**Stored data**
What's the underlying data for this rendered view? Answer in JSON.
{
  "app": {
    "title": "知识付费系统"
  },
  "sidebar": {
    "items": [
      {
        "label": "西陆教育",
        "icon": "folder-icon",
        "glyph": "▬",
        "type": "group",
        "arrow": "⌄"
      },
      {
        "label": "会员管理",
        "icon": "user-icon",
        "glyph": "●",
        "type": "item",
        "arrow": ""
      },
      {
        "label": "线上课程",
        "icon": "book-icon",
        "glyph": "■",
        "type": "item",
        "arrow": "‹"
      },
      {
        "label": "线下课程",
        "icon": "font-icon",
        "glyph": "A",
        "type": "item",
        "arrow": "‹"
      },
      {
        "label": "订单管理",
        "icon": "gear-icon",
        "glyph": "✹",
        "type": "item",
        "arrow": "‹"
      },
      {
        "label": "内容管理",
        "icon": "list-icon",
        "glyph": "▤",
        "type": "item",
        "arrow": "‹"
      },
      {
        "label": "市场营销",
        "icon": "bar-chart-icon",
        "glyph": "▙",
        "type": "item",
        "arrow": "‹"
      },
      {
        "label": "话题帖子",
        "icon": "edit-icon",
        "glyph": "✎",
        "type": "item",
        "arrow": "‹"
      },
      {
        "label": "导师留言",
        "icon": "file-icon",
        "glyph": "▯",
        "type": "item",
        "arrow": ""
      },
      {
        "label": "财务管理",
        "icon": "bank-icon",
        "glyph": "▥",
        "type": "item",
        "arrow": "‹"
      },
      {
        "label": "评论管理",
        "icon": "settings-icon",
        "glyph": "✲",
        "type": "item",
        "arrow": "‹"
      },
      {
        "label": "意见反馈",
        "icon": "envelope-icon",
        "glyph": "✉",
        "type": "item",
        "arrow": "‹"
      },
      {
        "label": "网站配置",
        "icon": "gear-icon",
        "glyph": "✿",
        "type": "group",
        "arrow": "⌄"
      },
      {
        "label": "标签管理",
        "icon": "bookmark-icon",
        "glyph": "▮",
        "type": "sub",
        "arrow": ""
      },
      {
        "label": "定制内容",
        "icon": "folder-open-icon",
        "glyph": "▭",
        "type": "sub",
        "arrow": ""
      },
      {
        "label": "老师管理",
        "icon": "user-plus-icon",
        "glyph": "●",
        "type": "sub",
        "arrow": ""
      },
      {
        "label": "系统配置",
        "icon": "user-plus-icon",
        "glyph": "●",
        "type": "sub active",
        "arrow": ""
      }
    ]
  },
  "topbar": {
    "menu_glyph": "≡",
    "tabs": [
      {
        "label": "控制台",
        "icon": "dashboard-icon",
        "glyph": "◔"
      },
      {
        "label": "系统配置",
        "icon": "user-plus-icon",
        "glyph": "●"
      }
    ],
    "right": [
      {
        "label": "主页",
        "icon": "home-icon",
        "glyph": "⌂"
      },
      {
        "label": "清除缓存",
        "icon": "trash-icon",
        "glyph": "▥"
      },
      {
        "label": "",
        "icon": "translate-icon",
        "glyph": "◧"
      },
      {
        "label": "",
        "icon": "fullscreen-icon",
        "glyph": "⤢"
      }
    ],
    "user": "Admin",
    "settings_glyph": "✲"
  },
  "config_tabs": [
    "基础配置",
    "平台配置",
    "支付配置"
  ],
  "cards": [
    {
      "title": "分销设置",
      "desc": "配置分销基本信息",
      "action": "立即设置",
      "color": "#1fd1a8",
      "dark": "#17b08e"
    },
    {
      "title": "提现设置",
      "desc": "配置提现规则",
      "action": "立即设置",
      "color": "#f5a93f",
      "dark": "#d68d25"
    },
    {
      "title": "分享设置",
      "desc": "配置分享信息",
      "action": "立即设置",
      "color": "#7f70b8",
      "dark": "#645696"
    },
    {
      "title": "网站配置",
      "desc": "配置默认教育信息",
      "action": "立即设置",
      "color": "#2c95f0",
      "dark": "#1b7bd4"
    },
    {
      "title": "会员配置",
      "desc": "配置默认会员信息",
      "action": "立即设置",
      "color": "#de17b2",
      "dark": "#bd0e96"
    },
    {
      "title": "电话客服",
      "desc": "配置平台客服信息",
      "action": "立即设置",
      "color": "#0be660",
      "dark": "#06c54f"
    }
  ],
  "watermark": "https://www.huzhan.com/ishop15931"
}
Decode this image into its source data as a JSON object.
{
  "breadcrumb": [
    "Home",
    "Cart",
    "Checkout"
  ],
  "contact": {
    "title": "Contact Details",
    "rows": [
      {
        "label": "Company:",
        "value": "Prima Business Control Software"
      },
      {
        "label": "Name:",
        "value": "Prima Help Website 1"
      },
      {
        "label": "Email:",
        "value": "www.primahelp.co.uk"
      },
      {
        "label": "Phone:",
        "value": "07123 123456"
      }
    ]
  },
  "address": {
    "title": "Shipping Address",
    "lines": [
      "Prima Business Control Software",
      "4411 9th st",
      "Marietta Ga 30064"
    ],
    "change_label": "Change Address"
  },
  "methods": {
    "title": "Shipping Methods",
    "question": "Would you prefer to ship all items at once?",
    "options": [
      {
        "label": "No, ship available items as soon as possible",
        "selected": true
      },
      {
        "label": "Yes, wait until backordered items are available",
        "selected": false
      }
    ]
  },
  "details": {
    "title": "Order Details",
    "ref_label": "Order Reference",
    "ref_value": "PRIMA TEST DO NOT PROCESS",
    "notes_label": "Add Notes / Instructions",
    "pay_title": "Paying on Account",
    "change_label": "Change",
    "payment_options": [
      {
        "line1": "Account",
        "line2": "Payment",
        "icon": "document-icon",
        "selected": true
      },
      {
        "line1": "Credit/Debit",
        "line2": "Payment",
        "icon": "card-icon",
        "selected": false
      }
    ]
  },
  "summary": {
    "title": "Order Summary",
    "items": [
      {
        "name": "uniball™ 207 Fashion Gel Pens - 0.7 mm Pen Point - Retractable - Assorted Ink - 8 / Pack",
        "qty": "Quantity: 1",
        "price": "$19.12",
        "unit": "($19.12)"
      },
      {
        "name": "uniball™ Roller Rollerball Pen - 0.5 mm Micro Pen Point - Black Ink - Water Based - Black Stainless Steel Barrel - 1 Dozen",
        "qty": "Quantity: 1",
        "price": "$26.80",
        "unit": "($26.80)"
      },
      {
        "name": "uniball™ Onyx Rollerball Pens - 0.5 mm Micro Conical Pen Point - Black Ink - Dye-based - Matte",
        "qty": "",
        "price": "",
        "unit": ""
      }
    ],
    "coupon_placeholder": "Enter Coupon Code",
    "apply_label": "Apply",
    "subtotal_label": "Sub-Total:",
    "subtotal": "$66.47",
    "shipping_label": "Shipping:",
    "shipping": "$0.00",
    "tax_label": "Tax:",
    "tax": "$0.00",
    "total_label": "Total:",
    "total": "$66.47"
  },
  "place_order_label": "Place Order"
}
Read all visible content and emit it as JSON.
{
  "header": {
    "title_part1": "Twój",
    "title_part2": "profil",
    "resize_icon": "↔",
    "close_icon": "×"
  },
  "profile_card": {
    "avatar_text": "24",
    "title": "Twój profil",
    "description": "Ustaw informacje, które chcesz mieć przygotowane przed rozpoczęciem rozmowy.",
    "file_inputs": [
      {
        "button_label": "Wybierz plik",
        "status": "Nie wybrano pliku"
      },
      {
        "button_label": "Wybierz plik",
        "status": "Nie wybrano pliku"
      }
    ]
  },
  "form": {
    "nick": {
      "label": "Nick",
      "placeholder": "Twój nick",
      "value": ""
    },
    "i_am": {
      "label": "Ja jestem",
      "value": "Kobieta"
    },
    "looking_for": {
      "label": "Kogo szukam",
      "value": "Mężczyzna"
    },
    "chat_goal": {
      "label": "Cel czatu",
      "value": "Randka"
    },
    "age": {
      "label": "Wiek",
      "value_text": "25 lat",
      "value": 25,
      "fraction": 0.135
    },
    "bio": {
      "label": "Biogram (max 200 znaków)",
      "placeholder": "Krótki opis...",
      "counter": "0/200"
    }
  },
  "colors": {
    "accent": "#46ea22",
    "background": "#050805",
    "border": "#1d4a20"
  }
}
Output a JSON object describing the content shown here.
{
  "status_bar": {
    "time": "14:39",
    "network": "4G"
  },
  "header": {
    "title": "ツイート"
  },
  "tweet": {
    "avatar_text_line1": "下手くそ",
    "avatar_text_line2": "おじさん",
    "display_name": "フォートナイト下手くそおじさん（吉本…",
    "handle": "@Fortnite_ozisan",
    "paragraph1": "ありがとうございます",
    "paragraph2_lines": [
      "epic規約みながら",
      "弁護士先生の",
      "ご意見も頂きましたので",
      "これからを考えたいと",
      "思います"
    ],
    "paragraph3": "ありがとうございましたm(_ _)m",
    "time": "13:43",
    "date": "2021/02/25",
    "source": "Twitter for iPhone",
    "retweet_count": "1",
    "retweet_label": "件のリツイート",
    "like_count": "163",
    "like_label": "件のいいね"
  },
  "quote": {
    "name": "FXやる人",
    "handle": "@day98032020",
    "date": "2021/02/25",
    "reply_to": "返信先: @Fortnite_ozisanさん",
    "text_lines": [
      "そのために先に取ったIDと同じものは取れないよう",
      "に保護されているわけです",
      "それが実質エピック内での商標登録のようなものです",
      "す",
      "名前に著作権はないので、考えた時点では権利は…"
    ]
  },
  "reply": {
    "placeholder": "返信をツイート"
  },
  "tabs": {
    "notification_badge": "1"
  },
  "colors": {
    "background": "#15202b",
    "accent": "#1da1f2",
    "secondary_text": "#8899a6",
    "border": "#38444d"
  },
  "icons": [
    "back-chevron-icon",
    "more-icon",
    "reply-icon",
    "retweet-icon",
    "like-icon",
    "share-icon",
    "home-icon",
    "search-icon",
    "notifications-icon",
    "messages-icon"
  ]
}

**Challenge**
Read the data above and pull out each line that holds the string "Pens".

**Task result**
        "name": "uniball™ 207 Fashion Gel Pens - 0.7 mm Pen Point - Retractable - Assorted Ink - 8 / Pack",
        "name": "uniball™ Onyx Rollerball Pens - 0.5 mm Micro Conical Pen Point - Black Ink - Dye-based - Matte",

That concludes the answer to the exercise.